Data listing:
※
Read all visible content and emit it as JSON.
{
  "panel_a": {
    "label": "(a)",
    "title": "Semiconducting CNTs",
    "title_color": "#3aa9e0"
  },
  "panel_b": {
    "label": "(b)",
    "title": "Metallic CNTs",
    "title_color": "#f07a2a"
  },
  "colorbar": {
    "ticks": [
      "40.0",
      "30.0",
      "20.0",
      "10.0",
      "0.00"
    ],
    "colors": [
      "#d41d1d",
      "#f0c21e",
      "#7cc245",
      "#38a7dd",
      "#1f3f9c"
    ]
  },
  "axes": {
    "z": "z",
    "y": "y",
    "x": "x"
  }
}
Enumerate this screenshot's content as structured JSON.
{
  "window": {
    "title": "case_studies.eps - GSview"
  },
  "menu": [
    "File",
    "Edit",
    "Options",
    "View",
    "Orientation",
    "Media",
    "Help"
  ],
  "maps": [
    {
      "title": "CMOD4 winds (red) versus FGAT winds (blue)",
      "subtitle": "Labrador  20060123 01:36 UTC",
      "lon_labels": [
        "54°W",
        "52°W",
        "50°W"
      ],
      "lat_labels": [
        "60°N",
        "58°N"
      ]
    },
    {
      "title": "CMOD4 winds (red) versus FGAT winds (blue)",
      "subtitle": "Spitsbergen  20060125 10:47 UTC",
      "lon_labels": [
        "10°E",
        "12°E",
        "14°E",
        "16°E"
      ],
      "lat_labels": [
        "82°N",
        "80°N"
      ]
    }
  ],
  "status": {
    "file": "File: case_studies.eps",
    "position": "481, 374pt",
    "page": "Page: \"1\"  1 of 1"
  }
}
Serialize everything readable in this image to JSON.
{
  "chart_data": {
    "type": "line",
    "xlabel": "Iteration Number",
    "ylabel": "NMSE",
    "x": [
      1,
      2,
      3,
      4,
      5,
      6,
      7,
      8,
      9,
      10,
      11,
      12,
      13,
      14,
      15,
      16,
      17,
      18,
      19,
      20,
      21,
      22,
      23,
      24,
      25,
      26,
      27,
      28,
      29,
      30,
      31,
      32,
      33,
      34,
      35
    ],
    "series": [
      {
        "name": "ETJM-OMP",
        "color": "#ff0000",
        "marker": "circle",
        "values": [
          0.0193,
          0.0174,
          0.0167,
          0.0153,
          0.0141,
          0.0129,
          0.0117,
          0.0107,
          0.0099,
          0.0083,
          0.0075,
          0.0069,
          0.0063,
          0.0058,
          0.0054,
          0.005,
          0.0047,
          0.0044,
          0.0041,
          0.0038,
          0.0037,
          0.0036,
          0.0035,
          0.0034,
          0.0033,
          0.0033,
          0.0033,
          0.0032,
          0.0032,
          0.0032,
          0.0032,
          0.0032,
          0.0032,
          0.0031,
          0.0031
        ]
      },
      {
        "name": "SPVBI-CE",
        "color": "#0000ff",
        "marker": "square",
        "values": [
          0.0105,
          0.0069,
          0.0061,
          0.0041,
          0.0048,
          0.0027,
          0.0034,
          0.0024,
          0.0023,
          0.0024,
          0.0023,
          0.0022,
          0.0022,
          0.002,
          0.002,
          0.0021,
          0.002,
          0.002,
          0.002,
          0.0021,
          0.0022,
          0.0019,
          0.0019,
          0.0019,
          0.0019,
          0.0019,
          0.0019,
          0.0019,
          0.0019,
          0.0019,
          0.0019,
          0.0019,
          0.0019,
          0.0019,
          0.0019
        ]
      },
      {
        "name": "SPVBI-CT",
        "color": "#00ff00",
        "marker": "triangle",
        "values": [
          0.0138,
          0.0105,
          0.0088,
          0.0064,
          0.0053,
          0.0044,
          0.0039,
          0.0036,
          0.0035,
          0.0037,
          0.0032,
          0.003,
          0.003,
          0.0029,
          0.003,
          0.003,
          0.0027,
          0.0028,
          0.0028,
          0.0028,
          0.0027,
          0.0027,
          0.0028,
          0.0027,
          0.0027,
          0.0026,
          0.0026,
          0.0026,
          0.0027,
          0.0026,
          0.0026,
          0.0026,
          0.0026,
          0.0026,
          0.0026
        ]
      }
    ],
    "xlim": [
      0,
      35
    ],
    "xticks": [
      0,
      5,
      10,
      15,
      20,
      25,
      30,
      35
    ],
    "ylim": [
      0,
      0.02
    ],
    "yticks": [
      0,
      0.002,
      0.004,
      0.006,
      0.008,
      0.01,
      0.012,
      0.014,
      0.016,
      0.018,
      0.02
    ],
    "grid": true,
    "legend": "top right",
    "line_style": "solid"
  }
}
※
Scan the material for lines with the word "name", and copy each line you find.

Completed task:
        "name": "ETJM-OMP",
        "name": "SPVBI-CE",
        "name": "SPVBI-CT",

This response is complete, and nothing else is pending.